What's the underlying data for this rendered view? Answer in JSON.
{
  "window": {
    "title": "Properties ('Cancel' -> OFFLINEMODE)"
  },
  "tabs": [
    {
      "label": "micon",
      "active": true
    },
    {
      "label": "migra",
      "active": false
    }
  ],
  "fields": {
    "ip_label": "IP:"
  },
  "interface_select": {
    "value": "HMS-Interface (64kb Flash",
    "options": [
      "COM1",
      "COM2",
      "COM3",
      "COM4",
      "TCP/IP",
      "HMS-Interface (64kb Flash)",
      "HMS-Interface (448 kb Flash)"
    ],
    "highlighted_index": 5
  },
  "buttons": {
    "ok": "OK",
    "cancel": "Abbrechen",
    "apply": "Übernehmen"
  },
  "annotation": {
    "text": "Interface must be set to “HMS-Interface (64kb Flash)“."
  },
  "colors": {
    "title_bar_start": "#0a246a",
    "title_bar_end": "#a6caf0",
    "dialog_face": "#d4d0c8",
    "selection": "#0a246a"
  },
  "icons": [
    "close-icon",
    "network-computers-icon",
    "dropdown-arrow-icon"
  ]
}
####
* **WHAT THE EXERCISE ASKS**: Set down the entries above again, word for word.

* **THE OUTPUT**:
What's the underlying data for this rendered view? Answer in JSON.
{
  "window": {
    "title": "Properties ('Cancel' -> OFFLINEMODE)"
  },
  "tabs": [
    {
      "label": "micon",
      "active": true
    },
    {
      "label": "migra",
      "active": false
    }
  ],
  "fields": {
    "ip_label": "IP:"
  },
  "interface_select": {
    "value": "HMS-Interface (64kb Flash",
    "options": [
      "COM1",
      "COM2",
      "COM3",
      "COM4",
      "TCP/IP",
      "HMS-Interface (64kb Flash)",
      "HMS-Interface (448 kb Flash)"
    ],
    "highlighted_index": 5
  },
  "buttons": {
    "ok": "OK",
    "cancel": "Abbrechen",
    "apply": "Übernehmen"
  },
  "annotation": {
    "text": "Interface must be set to “HMS-Interface (64kb Flash)“."
  },
  "colors": {
    "title_bar_start": "#0a246a",
    "title_bar_end": "#a6caf0",
    "dialog_face": "#d4d0c8",
    "selection": "#0a246a"
  },
  "icons": [
    "close-icon",
    "network-computers-icon",
    "dropdown-arrow-icon"
  ]
}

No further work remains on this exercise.